_EXERCISE REQUIREMENTS:_ Pick out and copy each line of the data below that contains the string "reynolds".
— start —
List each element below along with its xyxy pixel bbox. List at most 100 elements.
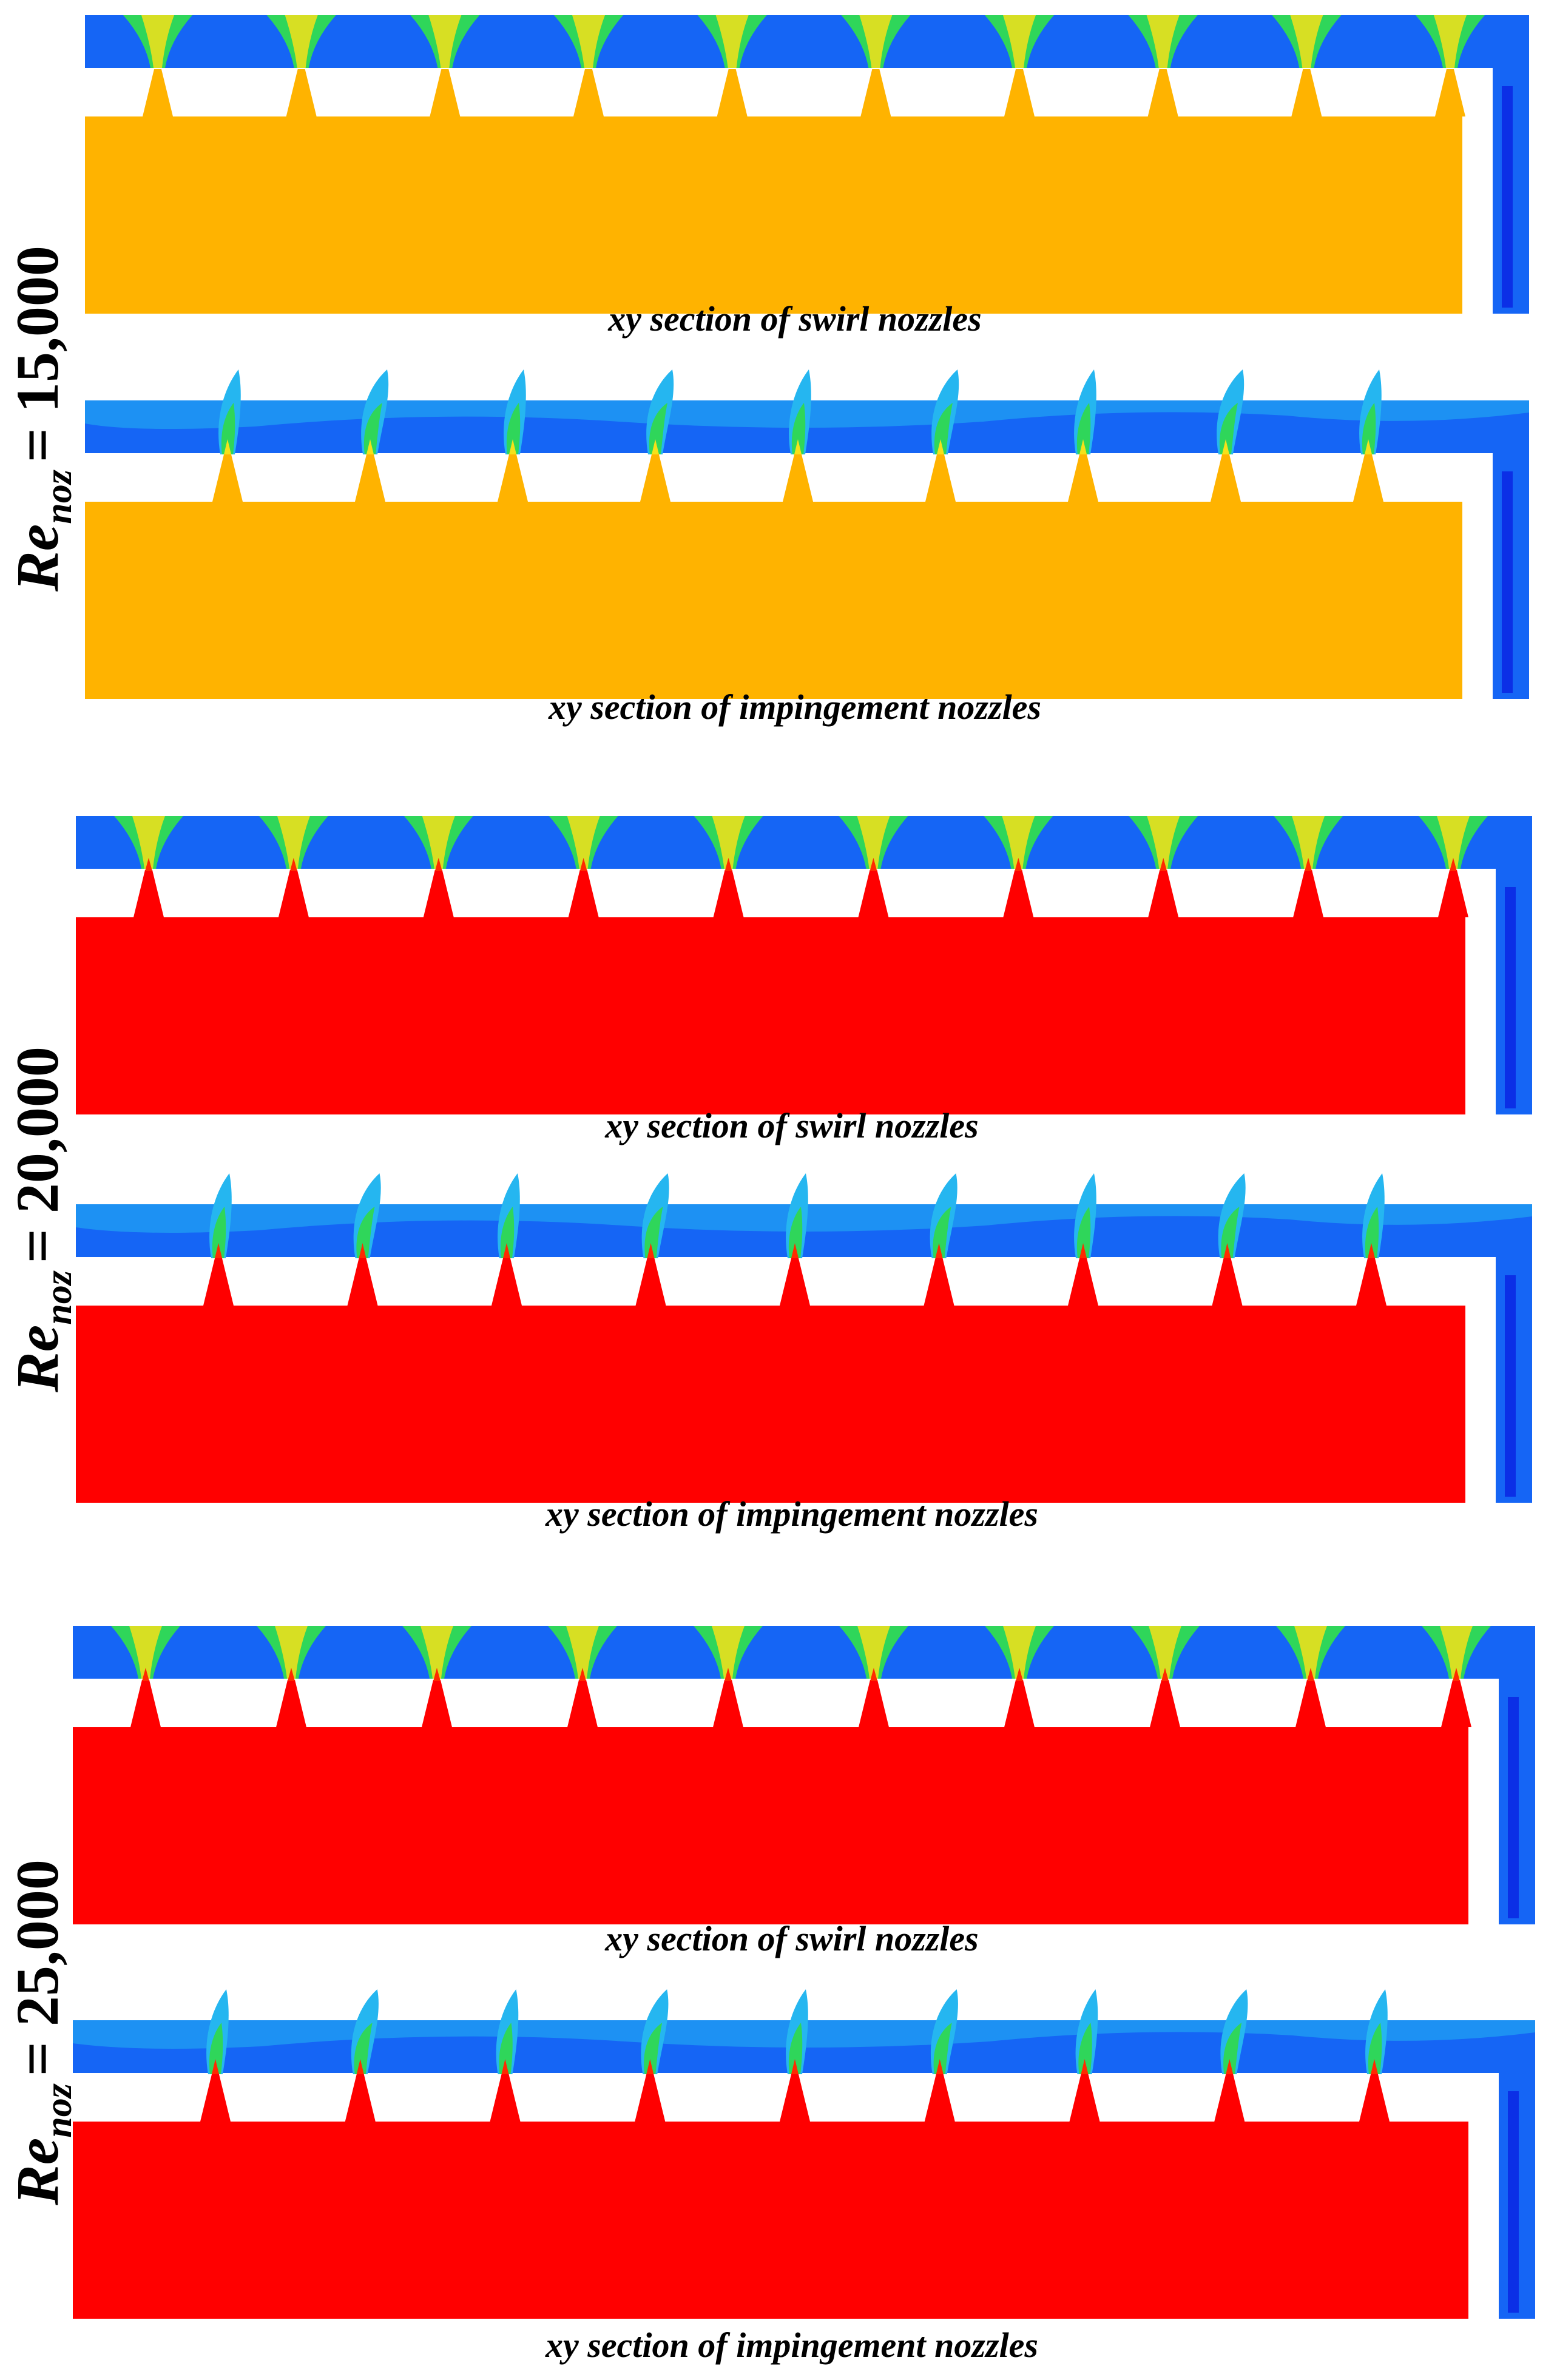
reynolds-group: xy section of swirl nozzles xy section of… — [4, 15, 1529, 727]
jet-tip — [359, 1243, 366, 1258]
nozzle-cone — [347, 1258, 378, 1306]
swirl-section-caption: xy section of swirl nozzles — [607, 299, 982, 339]
nozzle-cone — [1003, 870, 1034, 917]
reynolds-number-label: Renoz = 15,000 — [4, 246, 79, 592]
jet-core — [791, 403, 806, 454]
nozzle — [697, 15, 767, 116]
solid-body — [73, 1727, 1468, 1924]
nozzle — [347, 1173, 381, 1306]
jet-tip — [646, 2059, 654, 2074]
nozzle-cone — [783, 454, 813, 502]
nozzle-cone — [1004, 69, 1035, 116]
reynolds-group: xy section of swirl nozzles xy section of… — [4, 816, 1532, 1534]
nozzle — [1356, 1173, 1386, 1306]
jet-core — [1219, 403, 1238, 454]
jet-core — [422, 816, 455, 869]
jet-tip — [1161, 1668, 1169, 1681]
nozzle — [635, 1989, 669, 2122]
nozzle-cone — [355, 454, 385, 502]
nozzle — [694, 816, 763, 917]
jet-core — [285, 15, 318, 68]
nozzle — [1419, 816, 1488, 917]
nozzle — [839, 816, 908, 917]
jet-tip — [647, 1243, 655, 1258]
nozzle — [841, 15, 911, 116]
jet-core — [1440, 1626, 1473, 1679]
nozzle — [258, 816, 328, 917]
jet-tip — [1453, 1668, 1460, 1681]
jet-core — [712, 816, 745, 869]
solid-body — [85, 502, 1462, 699]
nozzle-cone — [1147, 69, 1178, 116]
jet-tip — [1015, 858, 1022, 871]
nozzle-cone — [859, 1680, 889, 1727]
nozzle — [498, 369, 528, 502]
nozzle-cone — [212, 454, 243, 502]
nozzle — [1276, 1626, 1345, 1727]
nozzle-cone — [1356, 1258, 1386, 1306]
jet-core — [934, 403, 953, 454]
jet-tip — [794, 439, 802, 454]
jet-tip — [1081, 2059, 1089, 2074]
impingement-nozzle-panel: xy section of impingement nozzles — [85, 369, 1529, 727]
nozzle-cone — [1353, 454, 1383, 502]
jet-tip — [579, 858, 587, 871]
jet-tip — [791, 1243, 799, 1258]
jet-core — [1076, 1207, 1091, 1258]
nozzle — [1068, 1173, 1098, 1306]
nozzle-cone — [858, 870, 889, 917]
nozzle-cone — [1150, 1680, 1180, 1727]
jet-tip — [791, 2059, 799, 2074]
jet-core — [1146, 15, 1180, 68]
nozzle-cone — [1069, 2074, 1100, 2122]
jet-core — [1434, 15, 1467, 68]
nozzle — [925, 369, 959, 502]
jet-core — [572, 15, 605, 68]
impingement-section-caption: xy section of impingement nozzles — [545, 2325, 1038, 2365]
jet-core — [715, 15, 749, 68]
jet-tip — [356, 2059, 364, 2074]
jet-tip — [503, 1243, 510, 1258]
nozzle — [1272, 15, 1342, 116]
jet-core — [1221, 1207, 1240, 1258]
nozzle-cone — [1438, 870, 1468, 917]
nozzle — [1416, 15, 1485, 116]
swirl-nozzle-panel: xy section of swirl nozzles — [85, 15, 1529, 339]
jet-core — [649, 403, 667, 454]
jet-tip — [215, 1243, 222, 1258]
jet-tip — [1016, 1668, 1023, 1681]
jet-tip — [870, 1668, 877, 1681]
jet-core — [132, 816, 165, 869]
nozzle-cone — [498, 454, 528, 502]
reynolds-number-label: Renoz = 20,000 — [4, 1047, 79, 1393]
nozzle — [839, 1626, 908, 1727]
nozzle-cone — [130, 1680, 161, 1727]
nozzle — [404, 816, 473, 917]
nozzle-cone — [200, 2074, 231, 2122]
re-symbol: Re — [4, 2138, 71, 2206]
nozzle — [1129, 816, 1198, 917]
jet-core — [1292, 816, 1325, 869]
jet-core — [1437, 816, 1470, 869]
nozzle-cone — [567, 1680, 598, 1727]
jet-tip — [1222, 439, 1229, 454]
nozzle — [1422, 1626, 1491, 1727]
jet-core — [1147, 816, 1180, 869]
nozzle — [111, 1626, 180, 1727]
nozzle-cone — [1068, 454, 1098, 502]
nozzle — [212, 369, 243, 502]
jet-tip — [1371, 2059, 1378, 2074]
nozzle — [549, 816, 618, 917]
outlet-wall-layer — [1502, 86, 1513, 308]
jet-tip — [501, 2059, 509, 2074]
jet-core — [129, 1626, 162, 1679]
jet-core — [644, 2023, 663, 2074]
nozzle-cone — [780, 1258, 810, 1306]
nozzle-cone — [1359, 2074, 1390, 2122]
jet-core — [1002, 816, 1035, 869]
jet-core — [1362, 403, 1376, 454]
re-value: = 15,000 — [4, 246, 71, 462]
impingement-section-caption: xy section of impingement nozzles — [548, 687, 1041, 727]
swirl-section-caption: xy section of swirl nozzles — [604, 1919, 979, 1958]
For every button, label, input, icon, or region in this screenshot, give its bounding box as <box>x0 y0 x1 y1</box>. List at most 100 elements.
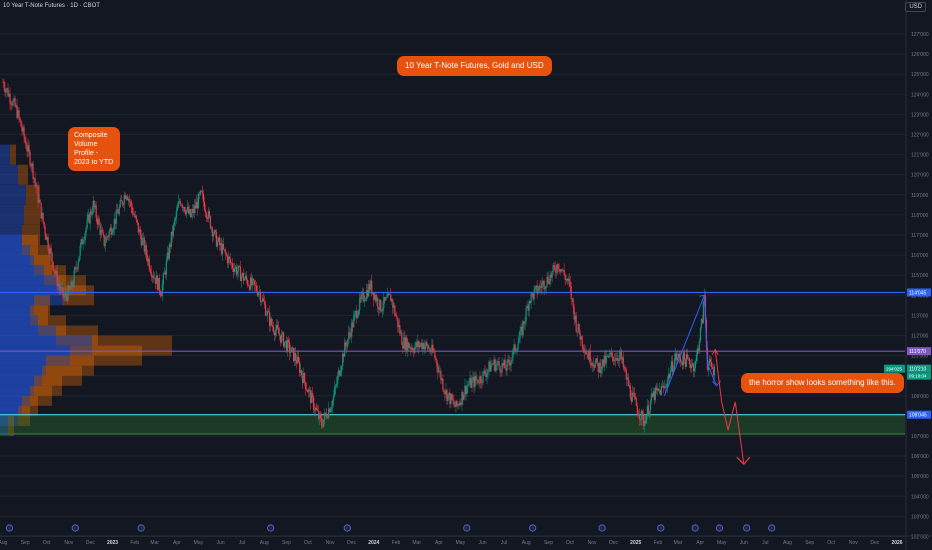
— end —
_OUTPUT:_
reynolds-group: xy section of swirl nozzles xy section of… — [4, 15, 1529, 727]
reynolds-number-label: Renoz = 15,000 — [4, 246, 79, 592]
reynolds-group: xy section of swirl nozzles xy section of… — [4, 816, 1532, 1534]
reynolds-number-label: Renoz = 20,000 — [4, 1047, 79, 1393]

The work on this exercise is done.